_Task directions_. Search the data for the word "detached". Reproduce every line where it is found.

_Material provided_.
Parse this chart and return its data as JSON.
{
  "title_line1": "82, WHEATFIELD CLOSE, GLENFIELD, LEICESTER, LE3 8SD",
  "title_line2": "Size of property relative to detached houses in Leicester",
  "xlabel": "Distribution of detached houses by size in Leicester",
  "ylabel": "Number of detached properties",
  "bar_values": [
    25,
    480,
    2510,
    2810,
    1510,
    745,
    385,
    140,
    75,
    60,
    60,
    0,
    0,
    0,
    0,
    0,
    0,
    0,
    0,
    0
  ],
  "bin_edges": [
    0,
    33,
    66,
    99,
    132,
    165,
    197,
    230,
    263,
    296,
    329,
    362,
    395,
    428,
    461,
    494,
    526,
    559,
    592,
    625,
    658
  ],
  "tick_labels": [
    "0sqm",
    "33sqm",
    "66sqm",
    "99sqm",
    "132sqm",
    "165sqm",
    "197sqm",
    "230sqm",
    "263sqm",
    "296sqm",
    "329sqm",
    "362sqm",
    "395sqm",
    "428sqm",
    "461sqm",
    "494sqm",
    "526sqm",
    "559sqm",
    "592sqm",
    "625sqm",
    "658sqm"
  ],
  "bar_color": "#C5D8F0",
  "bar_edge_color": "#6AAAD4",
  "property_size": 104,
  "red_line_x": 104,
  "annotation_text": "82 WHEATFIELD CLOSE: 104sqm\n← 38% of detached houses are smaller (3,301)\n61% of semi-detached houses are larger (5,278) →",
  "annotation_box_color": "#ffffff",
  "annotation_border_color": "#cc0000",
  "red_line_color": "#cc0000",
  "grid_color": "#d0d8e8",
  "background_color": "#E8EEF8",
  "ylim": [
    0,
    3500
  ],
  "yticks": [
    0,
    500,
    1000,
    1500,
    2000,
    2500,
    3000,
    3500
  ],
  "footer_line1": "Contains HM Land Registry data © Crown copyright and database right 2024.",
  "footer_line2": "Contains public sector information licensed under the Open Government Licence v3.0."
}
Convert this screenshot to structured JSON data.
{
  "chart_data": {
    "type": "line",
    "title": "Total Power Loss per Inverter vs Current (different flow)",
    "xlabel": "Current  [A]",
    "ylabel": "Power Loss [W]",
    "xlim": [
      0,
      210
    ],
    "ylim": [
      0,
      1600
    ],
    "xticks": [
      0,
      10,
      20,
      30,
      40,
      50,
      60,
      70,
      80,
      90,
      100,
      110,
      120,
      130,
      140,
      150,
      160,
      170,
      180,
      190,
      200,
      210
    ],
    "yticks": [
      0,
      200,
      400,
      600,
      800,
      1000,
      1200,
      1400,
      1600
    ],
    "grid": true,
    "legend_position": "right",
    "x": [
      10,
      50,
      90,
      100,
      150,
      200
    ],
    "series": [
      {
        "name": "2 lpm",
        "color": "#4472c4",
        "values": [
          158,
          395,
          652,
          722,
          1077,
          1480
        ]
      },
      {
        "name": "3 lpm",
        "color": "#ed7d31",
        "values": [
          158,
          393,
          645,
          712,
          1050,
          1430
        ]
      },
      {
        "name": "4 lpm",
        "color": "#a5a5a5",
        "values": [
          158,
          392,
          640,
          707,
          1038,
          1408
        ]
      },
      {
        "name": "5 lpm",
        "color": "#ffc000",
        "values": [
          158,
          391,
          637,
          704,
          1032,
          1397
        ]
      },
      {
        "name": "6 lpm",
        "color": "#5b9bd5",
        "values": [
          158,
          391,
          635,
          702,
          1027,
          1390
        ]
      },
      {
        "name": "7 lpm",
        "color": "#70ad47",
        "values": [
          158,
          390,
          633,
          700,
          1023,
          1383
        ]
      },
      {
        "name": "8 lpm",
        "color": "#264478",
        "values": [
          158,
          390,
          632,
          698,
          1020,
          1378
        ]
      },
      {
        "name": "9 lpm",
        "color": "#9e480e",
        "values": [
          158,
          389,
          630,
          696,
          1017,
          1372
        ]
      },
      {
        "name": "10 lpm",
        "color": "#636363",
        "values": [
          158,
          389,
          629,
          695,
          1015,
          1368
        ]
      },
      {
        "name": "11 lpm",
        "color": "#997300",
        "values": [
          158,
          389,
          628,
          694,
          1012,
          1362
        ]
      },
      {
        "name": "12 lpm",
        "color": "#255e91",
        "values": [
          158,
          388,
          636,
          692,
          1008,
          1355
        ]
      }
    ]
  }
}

_Task response_.
  "title_line2": "Size of property relative to detached houses in Leicester",
  "xlabel": "Distribution of detached houses by size in Leicester",
  "ylabel": "Number of detached properties",
  "annotation_text": "82 WHEATFIELD CLOSE: 104sqm\n← 38% of detached houses are smaller (3,301)\n61% of semi-detached houses are larger (5,278) →",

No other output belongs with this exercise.